[Start Records provided]

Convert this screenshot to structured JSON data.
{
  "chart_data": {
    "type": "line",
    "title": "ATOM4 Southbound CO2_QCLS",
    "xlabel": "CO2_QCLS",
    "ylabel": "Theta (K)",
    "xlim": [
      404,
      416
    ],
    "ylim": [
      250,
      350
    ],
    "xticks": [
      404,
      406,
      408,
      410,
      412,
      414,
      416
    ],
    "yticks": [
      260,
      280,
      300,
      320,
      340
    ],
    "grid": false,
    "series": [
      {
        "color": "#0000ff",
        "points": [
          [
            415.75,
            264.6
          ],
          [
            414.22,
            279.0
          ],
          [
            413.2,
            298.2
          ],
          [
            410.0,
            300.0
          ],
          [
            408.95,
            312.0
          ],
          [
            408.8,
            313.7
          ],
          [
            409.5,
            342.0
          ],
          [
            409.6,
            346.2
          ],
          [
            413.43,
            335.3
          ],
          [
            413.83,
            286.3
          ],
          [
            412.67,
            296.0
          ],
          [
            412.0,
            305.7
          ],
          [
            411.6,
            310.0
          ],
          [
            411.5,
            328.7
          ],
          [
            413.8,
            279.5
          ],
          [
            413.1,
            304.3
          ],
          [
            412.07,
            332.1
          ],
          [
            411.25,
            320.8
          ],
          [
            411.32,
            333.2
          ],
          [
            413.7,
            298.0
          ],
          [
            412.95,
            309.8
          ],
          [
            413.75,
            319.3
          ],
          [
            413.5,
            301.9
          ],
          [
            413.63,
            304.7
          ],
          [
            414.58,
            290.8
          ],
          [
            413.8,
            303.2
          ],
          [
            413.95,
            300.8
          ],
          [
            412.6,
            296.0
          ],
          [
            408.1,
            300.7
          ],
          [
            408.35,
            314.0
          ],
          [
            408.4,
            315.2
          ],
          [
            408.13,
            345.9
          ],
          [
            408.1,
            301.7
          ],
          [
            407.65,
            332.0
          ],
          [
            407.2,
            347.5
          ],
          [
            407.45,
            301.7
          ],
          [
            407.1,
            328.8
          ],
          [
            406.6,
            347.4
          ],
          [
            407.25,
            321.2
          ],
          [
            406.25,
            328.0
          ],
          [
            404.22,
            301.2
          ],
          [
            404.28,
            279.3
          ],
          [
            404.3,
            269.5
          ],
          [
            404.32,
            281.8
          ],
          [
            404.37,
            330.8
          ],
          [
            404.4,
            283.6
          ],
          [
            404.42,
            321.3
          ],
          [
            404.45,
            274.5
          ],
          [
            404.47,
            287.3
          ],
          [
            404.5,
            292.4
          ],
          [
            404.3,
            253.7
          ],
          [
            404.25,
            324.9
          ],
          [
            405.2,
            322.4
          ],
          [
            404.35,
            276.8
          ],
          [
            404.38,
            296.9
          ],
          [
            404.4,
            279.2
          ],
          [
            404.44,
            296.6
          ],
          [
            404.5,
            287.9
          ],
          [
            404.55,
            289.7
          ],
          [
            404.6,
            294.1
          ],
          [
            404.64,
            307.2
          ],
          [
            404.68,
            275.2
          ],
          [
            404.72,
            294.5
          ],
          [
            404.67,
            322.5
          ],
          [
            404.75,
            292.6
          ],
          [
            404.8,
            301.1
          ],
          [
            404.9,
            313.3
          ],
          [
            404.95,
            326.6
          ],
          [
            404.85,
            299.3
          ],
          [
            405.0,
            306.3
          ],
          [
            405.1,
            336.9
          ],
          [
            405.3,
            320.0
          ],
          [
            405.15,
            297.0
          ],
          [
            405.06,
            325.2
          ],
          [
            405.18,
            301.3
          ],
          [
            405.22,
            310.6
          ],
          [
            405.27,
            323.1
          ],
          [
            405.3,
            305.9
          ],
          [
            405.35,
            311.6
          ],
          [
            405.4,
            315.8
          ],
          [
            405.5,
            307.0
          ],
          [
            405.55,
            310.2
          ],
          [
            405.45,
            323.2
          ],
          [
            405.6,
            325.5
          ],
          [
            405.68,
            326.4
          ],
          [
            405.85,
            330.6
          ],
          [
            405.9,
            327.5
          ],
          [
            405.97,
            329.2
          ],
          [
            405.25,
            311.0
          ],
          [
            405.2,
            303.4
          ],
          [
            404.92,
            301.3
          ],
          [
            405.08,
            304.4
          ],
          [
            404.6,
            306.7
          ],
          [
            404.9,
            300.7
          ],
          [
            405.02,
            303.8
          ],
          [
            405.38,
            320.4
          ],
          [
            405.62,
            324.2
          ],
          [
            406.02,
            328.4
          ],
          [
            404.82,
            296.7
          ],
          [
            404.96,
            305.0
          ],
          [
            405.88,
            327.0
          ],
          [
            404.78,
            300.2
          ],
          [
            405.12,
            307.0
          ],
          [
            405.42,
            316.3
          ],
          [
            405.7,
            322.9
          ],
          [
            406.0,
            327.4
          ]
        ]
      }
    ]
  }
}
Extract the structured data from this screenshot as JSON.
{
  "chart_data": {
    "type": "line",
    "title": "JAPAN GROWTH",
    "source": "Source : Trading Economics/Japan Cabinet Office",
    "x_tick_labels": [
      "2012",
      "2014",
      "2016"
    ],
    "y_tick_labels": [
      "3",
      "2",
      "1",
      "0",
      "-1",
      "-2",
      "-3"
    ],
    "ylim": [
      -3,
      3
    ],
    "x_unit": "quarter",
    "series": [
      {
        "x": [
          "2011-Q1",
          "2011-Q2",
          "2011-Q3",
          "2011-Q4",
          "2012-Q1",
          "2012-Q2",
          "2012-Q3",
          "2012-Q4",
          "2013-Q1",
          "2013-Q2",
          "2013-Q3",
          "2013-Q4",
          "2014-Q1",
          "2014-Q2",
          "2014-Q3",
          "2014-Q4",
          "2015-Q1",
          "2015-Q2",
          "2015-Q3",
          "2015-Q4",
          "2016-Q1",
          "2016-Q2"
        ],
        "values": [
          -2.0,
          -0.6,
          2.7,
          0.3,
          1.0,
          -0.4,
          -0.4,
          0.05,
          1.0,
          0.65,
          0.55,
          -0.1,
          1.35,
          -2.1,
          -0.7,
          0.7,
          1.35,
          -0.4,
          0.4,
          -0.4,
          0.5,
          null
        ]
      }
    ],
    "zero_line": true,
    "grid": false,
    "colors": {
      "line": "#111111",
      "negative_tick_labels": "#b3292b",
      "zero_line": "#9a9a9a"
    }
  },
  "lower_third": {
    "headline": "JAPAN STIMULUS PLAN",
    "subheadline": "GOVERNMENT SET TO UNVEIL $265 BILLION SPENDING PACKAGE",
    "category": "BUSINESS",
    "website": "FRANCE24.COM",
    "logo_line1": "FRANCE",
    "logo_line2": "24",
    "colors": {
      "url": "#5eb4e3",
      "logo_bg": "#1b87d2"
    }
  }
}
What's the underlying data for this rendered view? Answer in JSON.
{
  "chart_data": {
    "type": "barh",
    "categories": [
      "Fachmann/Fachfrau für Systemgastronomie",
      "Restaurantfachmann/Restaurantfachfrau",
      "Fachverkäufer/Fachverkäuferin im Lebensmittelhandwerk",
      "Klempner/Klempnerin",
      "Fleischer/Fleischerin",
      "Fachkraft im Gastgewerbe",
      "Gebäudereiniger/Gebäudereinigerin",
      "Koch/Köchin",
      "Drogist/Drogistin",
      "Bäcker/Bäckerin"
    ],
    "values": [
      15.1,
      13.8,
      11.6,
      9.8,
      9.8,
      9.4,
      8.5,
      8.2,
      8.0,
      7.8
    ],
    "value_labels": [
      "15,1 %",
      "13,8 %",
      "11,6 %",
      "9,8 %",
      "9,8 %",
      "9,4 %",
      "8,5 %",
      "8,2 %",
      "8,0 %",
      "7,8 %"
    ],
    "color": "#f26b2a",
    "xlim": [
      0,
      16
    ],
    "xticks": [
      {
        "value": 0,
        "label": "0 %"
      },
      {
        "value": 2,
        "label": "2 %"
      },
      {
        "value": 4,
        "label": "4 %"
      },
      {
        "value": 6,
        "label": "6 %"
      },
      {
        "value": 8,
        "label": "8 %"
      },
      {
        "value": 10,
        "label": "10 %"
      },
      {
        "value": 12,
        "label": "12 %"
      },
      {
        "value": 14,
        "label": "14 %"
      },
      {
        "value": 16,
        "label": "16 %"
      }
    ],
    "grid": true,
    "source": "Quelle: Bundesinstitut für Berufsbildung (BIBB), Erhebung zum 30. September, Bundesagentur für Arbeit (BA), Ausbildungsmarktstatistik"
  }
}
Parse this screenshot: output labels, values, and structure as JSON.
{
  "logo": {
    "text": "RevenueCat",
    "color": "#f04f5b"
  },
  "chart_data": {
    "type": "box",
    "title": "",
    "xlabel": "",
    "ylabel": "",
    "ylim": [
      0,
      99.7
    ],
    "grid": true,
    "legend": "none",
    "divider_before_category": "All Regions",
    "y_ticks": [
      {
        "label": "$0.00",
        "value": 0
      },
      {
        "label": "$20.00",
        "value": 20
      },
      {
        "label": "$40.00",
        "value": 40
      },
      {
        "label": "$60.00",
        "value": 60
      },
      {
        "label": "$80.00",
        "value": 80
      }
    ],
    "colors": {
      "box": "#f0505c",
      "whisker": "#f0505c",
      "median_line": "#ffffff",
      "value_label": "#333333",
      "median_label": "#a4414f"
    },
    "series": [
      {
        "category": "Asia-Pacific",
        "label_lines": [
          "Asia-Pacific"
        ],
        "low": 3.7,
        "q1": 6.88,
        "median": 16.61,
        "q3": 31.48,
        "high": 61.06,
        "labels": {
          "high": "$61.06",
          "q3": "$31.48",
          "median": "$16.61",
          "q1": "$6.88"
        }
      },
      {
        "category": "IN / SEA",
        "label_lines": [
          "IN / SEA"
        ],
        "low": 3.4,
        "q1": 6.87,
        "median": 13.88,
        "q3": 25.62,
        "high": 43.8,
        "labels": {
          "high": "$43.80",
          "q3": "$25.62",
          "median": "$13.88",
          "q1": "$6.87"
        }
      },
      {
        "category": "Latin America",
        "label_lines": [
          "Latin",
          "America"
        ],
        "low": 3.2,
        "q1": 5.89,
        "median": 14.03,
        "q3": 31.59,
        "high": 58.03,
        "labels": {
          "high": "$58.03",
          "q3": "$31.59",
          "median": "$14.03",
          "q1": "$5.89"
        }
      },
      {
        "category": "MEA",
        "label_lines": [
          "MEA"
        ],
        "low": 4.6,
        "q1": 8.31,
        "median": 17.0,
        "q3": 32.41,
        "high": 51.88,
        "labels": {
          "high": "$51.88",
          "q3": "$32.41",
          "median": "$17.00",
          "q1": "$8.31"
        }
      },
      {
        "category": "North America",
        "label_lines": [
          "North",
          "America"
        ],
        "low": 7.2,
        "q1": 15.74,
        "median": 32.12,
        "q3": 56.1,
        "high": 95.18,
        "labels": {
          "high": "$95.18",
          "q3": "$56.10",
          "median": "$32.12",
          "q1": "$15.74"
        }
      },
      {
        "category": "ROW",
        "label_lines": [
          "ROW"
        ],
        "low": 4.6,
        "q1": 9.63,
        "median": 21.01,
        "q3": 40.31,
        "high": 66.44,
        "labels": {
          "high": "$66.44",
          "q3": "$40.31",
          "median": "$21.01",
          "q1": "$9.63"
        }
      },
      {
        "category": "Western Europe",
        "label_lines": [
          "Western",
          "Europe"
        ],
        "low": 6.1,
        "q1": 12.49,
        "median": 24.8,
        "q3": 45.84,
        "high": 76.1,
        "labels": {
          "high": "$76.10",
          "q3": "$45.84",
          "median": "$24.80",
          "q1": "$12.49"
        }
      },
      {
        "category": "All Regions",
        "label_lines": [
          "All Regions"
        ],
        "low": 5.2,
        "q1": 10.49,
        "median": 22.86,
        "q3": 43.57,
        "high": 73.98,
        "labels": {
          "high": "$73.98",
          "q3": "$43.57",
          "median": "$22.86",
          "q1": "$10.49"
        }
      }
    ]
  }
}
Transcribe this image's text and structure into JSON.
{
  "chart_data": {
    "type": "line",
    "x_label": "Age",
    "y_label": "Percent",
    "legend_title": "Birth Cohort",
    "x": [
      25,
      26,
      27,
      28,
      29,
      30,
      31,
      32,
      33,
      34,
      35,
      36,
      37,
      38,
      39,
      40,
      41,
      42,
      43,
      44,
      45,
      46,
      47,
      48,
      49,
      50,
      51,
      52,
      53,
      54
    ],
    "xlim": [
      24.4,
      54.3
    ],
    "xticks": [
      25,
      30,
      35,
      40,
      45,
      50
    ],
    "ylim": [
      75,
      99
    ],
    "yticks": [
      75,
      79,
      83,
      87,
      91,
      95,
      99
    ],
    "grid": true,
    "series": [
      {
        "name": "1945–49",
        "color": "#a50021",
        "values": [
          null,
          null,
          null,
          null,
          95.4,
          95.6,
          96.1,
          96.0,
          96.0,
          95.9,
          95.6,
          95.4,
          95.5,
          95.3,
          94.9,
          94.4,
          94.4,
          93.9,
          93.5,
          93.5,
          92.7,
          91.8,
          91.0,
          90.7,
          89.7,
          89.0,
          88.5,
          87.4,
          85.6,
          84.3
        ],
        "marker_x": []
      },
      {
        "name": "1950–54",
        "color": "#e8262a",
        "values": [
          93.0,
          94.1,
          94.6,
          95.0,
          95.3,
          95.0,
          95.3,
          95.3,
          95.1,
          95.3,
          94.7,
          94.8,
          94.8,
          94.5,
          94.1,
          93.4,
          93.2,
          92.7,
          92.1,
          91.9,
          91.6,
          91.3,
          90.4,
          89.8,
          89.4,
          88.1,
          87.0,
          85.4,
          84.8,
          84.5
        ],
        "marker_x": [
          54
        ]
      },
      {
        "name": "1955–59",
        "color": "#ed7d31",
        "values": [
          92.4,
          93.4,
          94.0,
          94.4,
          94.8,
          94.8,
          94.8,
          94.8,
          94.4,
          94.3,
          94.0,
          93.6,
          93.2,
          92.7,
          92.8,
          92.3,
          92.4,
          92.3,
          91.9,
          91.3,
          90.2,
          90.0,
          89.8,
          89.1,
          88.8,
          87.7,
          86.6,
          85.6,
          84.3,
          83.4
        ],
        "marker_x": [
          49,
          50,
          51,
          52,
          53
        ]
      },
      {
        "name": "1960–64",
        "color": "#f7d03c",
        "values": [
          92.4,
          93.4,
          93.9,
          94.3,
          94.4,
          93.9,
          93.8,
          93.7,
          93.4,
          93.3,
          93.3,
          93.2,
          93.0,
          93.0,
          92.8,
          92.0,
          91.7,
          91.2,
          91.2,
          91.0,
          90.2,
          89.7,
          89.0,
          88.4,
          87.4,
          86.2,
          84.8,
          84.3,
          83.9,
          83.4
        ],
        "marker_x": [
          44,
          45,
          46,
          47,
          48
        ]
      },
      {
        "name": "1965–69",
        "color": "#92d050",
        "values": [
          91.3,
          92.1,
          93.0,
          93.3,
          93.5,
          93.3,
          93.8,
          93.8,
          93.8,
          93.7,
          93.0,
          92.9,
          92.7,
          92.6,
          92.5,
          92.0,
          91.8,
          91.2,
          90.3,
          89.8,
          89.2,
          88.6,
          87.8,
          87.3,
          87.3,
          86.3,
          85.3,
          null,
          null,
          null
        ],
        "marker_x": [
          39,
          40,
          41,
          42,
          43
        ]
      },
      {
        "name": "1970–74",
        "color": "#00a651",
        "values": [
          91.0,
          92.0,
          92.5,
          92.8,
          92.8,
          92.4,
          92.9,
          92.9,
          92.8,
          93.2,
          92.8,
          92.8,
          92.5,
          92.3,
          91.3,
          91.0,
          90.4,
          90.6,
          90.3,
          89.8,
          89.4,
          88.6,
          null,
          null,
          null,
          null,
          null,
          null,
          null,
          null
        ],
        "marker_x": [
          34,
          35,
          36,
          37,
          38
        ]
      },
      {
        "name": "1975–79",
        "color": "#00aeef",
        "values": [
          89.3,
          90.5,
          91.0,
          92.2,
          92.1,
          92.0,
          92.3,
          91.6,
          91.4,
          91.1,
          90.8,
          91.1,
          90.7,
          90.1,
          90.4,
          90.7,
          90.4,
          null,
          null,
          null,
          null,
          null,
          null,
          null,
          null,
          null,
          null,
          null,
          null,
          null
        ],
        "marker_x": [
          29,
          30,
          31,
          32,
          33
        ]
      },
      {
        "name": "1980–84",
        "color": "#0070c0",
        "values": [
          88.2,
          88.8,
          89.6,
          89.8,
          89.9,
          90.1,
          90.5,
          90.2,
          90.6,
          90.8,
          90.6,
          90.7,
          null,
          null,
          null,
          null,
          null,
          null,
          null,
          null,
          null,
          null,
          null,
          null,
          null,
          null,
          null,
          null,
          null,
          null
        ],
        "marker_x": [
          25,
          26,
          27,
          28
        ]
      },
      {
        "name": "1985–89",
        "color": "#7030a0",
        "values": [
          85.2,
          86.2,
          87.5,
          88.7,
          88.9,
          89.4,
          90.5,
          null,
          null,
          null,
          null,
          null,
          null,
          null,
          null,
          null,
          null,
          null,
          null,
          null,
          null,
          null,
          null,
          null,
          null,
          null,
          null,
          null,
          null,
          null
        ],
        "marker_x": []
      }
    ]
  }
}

[End Records provided]

Directive:
List all lines above in which the string "text" appears.

Written solution:
    "text": "RevenueCat",
Transcribe this image's text and structure into JSON.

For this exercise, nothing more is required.